§ WRITTEN TASK
Count every line in the entries that follow where the word "this" appears, then state only the total.

........

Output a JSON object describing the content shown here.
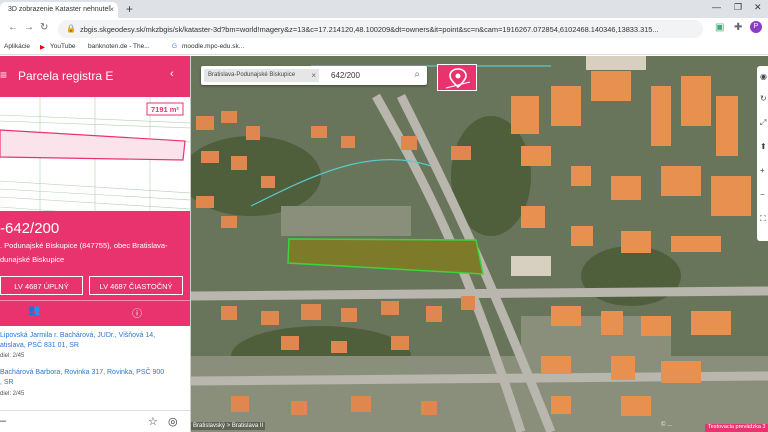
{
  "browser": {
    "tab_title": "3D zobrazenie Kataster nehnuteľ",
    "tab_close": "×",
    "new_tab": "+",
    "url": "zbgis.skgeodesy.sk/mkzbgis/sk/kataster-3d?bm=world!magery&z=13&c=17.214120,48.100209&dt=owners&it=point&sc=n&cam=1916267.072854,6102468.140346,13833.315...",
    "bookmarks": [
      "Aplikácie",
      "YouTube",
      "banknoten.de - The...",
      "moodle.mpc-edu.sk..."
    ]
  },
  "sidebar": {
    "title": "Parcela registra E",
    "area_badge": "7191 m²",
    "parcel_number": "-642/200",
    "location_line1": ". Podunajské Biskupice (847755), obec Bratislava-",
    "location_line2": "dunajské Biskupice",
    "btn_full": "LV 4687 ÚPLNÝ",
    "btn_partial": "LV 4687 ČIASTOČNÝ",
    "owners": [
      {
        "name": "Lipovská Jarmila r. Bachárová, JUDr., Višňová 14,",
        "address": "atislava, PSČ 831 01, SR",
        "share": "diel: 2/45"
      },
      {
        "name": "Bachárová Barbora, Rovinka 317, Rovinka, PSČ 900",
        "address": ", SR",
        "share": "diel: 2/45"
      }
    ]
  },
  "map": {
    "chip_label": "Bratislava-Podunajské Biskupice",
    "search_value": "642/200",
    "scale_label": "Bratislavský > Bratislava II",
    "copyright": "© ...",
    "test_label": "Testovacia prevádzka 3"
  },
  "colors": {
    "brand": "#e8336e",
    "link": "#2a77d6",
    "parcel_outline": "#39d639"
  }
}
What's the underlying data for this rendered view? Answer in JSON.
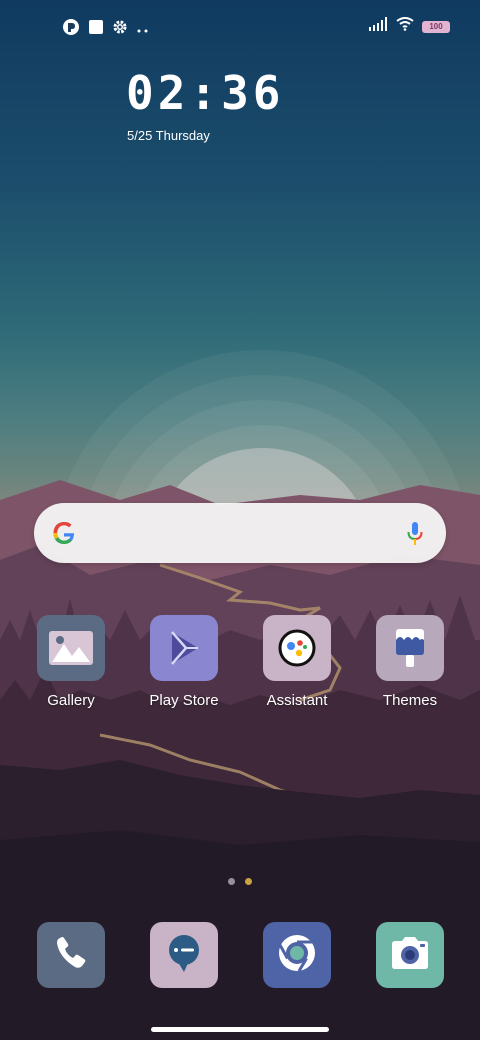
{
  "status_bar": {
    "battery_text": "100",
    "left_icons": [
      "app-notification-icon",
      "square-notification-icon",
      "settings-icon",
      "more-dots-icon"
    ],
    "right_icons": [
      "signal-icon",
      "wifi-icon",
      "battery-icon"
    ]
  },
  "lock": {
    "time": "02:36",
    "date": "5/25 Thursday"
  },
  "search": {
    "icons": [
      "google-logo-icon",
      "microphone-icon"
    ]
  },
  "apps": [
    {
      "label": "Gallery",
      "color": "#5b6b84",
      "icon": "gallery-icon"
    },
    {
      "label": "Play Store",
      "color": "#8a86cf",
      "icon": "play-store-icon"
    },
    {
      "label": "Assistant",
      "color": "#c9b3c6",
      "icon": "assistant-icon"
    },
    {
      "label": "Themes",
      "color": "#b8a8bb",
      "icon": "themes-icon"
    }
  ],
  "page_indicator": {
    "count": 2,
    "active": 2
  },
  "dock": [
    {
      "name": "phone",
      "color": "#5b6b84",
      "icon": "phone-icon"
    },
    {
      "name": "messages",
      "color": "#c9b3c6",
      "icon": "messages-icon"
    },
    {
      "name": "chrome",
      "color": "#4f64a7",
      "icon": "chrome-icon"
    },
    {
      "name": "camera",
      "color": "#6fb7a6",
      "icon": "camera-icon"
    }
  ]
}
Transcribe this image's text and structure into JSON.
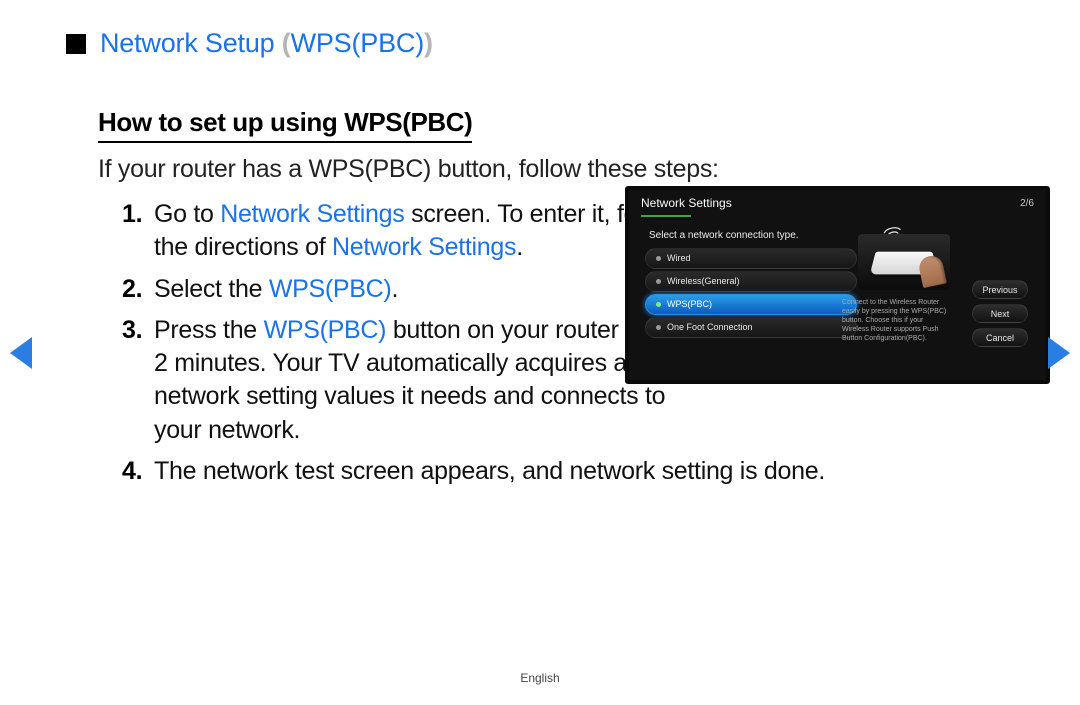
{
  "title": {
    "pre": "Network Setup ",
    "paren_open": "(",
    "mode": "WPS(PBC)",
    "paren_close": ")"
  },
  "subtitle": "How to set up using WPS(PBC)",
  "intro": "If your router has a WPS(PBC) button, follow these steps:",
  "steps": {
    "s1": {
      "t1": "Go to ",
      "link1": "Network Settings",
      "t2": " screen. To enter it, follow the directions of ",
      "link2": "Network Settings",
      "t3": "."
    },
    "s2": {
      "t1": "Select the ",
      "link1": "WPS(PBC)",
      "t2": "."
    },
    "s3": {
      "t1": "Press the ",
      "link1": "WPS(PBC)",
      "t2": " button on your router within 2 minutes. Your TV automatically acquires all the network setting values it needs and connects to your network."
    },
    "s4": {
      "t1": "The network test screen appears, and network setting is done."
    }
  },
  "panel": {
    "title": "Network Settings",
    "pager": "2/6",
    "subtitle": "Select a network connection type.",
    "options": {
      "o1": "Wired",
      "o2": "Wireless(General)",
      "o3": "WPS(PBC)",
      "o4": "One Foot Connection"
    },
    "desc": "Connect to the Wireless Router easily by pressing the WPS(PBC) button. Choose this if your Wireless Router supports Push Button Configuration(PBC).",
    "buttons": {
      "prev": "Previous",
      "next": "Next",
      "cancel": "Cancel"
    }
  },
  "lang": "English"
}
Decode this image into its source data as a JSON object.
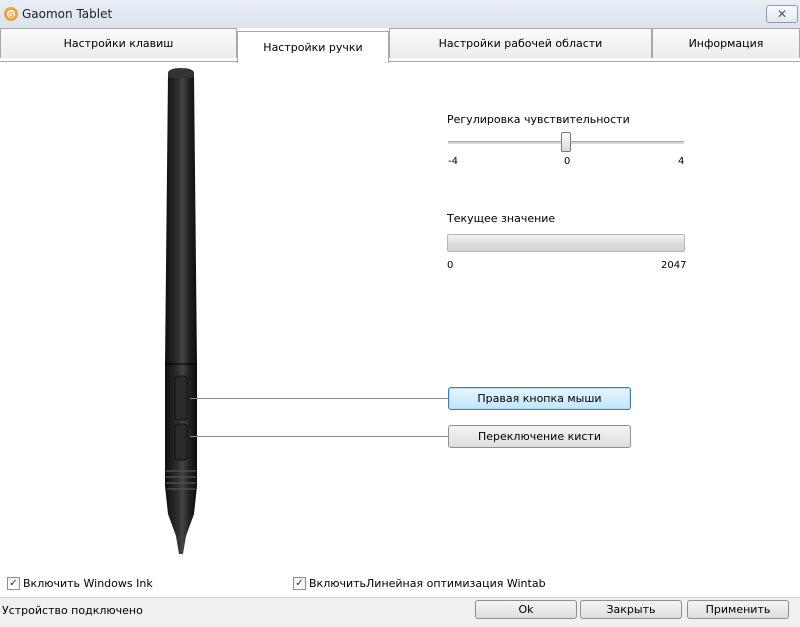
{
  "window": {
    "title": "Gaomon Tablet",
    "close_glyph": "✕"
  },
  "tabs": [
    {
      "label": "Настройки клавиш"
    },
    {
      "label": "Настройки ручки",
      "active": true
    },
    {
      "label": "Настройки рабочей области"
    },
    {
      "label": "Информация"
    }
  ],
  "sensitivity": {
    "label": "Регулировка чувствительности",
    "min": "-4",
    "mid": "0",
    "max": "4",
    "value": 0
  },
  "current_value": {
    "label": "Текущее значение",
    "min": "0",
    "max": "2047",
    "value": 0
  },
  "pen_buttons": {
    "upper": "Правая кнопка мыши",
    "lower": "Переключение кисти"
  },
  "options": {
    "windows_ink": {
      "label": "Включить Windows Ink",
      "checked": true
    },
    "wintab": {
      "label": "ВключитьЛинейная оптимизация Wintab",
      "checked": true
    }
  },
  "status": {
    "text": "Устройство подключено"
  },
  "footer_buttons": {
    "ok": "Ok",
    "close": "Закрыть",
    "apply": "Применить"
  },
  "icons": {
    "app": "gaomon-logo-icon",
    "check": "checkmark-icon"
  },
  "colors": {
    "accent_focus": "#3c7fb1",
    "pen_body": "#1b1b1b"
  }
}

........

§ EXPECTED OUTPUT
4